• _Job_:
For every line in the records that has the word "Карповки", make a copy.

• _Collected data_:

********************

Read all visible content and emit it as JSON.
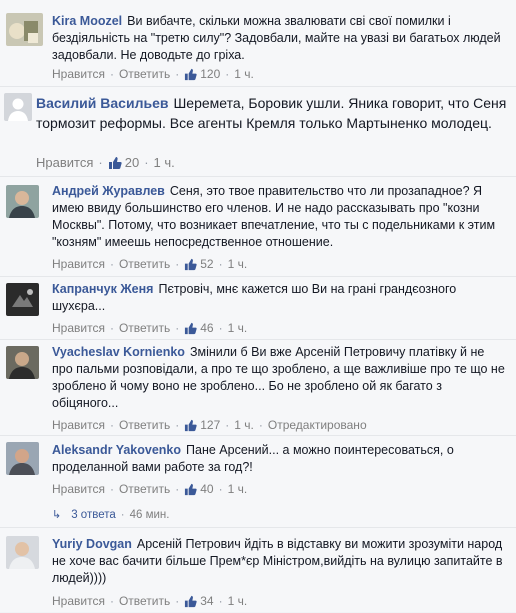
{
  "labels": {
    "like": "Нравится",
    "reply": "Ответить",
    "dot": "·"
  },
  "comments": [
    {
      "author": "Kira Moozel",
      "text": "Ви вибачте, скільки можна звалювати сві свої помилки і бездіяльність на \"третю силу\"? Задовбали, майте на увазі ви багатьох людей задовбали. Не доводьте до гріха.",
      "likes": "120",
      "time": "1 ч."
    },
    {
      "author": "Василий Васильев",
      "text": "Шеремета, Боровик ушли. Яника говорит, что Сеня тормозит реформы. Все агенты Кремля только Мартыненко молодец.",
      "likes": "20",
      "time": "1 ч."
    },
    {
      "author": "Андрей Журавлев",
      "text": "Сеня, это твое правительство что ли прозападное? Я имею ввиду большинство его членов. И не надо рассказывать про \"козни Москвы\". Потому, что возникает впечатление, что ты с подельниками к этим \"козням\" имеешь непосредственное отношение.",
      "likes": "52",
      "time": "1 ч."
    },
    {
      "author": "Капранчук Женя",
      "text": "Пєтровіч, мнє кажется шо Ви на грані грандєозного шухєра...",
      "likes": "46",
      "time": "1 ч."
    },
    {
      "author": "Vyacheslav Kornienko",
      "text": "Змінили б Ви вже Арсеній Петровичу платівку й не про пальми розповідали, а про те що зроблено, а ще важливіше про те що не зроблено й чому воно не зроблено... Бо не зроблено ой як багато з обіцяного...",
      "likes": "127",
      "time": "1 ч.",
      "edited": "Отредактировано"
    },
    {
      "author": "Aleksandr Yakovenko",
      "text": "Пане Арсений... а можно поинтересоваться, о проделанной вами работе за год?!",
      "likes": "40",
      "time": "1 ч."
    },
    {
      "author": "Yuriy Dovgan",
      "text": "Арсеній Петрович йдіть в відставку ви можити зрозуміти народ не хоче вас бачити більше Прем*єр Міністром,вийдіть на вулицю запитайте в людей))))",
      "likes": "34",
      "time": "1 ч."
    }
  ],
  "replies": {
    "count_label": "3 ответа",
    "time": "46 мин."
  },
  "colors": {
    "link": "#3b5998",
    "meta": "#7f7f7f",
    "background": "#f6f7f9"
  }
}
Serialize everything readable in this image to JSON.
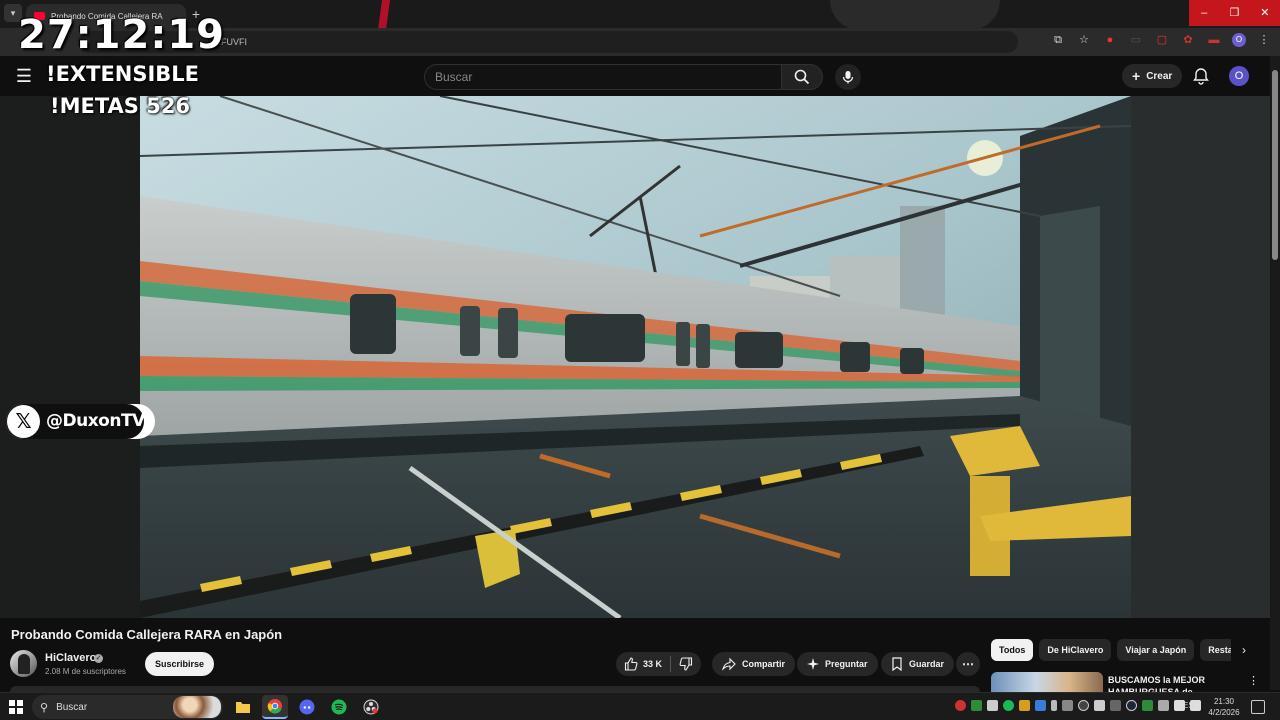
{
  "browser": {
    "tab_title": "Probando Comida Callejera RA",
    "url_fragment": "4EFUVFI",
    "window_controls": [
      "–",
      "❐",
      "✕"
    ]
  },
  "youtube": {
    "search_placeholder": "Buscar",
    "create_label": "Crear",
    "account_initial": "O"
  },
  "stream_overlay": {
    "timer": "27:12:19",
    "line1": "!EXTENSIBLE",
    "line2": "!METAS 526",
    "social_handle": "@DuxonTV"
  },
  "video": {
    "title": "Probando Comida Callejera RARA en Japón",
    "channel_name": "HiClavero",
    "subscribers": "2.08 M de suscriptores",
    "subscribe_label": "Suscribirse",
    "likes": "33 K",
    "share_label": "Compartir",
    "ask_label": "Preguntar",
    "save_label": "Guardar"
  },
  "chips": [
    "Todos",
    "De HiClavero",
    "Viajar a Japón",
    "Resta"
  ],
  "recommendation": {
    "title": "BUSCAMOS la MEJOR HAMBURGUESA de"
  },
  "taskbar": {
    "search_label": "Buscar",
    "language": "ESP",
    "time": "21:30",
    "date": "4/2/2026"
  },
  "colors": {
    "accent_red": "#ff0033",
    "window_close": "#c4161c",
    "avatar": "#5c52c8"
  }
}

********************

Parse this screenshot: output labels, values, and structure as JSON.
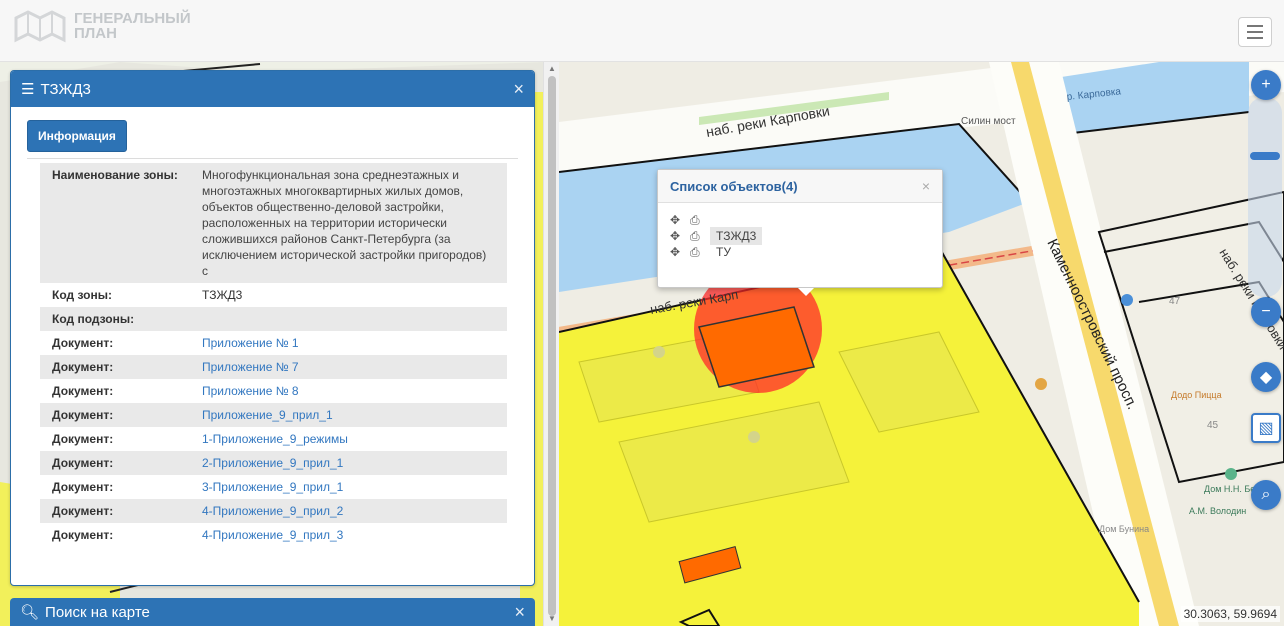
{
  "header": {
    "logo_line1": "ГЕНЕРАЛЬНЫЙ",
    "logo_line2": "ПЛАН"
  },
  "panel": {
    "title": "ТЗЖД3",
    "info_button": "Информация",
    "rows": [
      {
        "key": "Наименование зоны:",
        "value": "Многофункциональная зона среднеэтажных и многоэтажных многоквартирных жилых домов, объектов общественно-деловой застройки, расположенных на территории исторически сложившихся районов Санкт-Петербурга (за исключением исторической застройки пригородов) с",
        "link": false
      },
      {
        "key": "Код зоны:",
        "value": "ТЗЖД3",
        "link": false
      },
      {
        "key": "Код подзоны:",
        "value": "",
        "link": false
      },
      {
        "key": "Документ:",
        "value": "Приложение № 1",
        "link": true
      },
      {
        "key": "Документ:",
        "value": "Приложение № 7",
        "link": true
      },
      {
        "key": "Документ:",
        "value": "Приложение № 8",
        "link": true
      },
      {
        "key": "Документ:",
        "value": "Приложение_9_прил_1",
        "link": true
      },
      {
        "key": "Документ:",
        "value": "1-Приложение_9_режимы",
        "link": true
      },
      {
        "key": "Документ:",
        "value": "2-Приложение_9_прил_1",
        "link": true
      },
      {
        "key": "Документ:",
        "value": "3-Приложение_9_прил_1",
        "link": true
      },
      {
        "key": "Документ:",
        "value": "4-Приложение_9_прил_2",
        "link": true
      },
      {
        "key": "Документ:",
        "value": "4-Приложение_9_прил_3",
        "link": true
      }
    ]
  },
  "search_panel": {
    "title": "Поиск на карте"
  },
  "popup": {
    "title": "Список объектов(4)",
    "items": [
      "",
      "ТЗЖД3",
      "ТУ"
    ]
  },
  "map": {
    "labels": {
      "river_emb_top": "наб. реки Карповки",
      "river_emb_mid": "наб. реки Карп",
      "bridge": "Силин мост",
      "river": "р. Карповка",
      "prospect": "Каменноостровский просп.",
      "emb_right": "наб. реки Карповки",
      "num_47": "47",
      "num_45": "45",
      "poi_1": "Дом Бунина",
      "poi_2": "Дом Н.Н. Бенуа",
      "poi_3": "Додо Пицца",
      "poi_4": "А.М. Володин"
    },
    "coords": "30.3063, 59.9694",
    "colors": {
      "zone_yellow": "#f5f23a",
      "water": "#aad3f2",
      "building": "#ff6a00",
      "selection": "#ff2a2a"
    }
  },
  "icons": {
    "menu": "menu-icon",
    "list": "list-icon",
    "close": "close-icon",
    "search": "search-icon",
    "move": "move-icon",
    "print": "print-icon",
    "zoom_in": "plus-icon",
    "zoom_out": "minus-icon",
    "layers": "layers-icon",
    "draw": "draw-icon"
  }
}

********************

• _Exercise result_:
      "river_emb_top": "наб. реки Карповки",
      "emb_right": "наб. реки Карповки",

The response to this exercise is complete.